▶ **EXTRACTED MATERIAL**:
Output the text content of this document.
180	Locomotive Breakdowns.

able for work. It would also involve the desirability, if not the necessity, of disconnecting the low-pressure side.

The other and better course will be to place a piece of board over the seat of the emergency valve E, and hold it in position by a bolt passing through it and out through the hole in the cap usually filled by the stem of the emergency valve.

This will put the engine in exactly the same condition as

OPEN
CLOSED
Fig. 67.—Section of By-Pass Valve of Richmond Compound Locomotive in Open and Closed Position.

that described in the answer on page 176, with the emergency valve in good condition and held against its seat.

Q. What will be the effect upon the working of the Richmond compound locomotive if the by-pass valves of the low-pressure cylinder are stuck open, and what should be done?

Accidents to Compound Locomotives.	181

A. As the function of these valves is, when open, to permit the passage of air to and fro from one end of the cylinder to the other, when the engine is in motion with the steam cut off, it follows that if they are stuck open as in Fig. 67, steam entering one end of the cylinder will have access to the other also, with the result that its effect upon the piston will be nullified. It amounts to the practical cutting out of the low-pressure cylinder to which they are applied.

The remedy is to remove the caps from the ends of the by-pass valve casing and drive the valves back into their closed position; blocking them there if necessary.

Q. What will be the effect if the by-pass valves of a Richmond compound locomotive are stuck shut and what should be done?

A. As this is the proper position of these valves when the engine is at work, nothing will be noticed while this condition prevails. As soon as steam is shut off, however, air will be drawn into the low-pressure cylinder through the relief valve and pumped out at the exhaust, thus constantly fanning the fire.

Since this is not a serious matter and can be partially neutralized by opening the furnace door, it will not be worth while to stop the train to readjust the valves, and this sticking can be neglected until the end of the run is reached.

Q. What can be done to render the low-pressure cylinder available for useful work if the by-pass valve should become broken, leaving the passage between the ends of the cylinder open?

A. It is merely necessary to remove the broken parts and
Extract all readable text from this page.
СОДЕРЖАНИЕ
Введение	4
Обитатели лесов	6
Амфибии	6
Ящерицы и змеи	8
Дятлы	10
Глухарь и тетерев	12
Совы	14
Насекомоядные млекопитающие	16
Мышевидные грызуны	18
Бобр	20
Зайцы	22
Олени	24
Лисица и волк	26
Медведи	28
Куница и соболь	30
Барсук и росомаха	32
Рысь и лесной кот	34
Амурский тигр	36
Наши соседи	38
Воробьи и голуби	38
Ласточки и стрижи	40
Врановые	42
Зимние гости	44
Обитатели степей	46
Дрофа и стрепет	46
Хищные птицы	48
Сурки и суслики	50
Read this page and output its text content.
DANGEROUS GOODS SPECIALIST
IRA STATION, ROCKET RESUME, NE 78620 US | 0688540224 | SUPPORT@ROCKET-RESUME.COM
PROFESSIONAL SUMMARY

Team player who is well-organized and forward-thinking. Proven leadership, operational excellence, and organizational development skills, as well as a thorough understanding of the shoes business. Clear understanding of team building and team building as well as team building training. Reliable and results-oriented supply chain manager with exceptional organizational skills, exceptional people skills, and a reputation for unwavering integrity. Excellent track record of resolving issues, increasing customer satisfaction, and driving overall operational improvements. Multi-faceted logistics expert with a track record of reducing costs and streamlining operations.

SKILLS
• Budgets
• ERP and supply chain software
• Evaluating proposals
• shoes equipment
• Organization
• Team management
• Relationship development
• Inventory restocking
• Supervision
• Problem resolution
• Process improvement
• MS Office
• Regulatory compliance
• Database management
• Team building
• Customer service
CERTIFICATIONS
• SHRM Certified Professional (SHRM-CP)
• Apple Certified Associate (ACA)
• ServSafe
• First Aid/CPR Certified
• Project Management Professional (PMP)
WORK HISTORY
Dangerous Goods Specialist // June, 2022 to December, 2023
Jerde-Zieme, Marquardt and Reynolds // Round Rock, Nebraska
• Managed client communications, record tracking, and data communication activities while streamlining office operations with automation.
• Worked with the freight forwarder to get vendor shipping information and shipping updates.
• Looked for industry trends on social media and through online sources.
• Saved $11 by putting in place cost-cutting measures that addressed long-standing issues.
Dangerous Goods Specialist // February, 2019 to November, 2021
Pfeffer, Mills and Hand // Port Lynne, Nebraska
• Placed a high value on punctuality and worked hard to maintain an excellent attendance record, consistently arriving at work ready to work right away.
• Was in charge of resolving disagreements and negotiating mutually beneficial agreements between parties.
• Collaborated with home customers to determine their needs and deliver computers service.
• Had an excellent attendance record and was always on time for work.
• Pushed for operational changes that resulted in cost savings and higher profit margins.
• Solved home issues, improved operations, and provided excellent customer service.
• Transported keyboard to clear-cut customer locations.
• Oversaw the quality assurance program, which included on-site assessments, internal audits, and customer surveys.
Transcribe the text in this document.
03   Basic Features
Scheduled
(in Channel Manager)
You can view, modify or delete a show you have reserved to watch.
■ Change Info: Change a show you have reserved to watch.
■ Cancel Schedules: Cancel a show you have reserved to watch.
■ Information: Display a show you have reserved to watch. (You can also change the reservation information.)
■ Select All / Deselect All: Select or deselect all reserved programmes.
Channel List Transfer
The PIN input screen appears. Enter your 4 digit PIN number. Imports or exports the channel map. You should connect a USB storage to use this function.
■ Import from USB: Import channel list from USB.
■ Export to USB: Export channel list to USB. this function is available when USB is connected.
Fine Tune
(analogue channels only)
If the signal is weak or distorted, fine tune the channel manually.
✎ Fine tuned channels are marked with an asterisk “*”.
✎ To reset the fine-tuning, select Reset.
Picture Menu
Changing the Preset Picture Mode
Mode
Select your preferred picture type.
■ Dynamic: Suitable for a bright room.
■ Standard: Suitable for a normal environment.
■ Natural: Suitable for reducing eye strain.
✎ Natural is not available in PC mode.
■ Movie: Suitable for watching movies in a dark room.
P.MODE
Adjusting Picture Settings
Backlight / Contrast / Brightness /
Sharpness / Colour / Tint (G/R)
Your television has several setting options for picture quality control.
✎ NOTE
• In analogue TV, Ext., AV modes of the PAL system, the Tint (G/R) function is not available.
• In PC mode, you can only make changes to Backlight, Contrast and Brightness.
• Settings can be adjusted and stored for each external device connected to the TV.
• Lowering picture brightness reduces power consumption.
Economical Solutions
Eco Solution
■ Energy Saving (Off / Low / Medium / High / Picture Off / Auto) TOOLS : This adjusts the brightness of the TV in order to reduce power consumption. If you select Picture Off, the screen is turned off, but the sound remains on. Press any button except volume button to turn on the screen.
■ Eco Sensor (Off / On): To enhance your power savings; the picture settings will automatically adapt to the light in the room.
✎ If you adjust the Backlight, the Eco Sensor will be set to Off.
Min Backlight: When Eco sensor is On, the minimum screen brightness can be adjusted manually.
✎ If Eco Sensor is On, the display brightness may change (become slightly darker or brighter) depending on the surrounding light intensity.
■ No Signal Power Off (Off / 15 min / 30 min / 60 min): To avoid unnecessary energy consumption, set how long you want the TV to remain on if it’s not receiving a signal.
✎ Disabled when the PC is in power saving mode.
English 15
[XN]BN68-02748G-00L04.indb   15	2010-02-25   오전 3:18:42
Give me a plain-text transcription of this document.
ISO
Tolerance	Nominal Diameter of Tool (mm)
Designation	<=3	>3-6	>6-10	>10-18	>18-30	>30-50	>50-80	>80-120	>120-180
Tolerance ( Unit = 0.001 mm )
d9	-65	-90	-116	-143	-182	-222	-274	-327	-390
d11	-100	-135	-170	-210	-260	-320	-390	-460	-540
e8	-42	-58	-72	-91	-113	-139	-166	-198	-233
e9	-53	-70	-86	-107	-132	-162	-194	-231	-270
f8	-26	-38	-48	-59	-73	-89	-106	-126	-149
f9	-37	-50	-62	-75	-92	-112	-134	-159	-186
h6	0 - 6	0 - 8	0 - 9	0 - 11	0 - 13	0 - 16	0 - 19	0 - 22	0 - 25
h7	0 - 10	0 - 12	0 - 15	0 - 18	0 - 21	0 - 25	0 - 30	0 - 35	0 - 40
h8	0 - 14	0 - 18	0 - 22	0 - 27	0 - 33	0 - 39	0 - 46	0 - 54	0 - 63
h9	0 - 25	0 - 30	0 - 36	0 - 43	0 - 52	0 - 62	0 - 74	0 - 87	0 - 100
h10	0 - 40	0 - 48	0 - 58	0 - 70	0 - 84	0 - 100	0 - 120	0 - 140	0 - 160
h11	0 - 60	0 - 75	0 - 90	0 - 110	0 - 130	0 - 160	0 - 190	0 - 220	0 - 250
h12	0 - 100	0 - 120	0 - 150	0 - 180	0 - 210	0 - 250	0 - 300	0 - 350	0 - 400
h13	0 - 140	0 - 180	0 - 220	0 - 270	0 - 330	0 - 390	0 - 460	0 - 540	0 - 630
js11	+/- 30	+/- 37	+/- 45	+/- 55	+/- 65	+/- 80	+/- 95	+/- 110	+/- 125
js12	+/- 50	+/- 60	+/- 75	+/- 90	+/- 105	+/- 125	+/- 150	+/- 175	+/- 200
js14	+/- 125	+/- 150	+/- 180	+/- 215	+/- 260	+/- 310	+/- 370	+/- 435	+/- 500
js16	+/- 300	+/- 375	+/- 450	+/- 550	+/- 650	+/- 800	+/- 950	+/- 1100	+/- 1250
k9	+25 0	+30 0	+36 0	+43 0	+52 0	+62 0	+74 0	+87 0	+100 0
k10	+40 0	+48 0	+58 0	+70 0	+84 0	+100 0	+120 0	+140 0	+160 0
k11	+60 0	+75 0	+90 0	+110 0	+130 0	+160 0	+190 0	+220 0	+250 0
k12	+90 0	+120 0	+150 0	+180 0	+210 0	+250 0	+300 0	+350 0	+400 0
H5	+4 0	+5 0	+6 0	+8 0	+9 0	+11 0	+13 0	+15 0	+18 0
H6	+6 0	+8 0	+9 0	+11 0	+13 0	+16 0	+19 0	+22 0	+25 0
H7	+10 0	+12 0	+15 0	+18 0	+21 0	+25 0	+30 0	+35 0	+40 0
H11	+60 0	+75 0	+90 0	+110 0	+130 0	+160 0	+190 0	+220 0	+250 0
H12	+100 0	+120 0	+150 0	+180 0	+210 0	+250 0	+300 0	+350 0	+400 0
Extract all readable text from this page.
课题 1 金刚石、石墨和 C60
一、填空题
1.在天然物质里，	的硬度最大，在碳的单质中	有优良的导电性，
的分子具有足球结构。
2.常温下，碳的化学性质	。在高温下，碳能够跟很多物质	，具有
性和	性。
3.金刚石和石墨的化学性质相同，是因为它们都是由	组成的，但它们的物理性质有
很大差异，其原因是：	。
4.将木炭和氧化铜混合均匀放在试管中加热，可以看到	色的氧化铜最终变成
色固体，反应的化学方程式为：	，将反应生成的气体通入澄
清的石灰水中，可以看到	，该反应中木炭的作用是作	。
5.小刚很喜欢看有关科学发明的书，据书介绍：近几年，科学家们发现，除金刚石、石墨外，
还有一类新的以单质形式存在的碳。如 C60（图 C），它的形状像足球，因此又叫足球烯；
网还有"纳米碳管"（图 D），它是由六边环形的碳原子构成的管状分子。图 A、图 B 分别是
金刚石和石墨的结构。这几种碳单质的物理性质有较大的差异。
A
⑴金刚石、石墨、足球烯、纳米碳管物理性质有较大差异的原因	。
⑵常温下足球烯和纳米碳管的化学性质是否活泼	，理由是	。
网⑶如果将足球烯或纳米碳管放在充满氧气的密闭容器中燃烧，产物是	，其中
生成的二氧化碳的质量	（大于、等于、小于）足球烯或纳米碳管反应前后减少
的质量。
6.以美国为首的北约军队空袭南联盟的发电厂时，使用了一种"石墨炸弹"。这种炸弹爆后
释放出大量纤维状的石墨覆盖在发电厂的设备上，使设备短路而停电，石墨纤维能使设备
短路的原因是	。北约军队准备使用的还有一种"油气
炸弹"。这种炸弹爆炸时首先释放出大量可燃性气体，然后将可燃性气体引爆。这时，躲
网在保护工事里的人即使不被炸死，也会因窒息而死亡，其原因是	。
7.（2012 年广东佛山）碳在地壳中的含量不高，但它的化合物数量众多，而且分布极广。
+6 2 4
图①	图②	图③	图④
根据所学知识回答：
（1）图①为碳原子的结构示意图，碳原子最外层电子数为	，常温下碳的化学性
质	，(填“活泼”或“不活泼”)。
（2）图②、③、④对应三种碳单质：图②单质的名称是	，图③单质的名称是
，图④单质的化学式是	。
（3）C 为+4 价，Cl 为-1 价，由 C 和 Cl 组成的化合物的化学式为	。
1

▶ **TASK BRIEF**: Copy out every line in the entries above that holds "What".

▶ **RESULT BELOW**:
Q. What will be the effect upon the working of the Richmond compound locomotive if the by-pass valves of the low-pressure cylinder are stuck open, and what should be done?
Q. What will be the effect if the by-pass valves of a Richmond compound locomotive are stuck shut and what should be done?
Q. What can be done to render the low-pressure cylinder available for useful work if the by-pass valve should become broken, leaving the passage between the ends of the cylinder open?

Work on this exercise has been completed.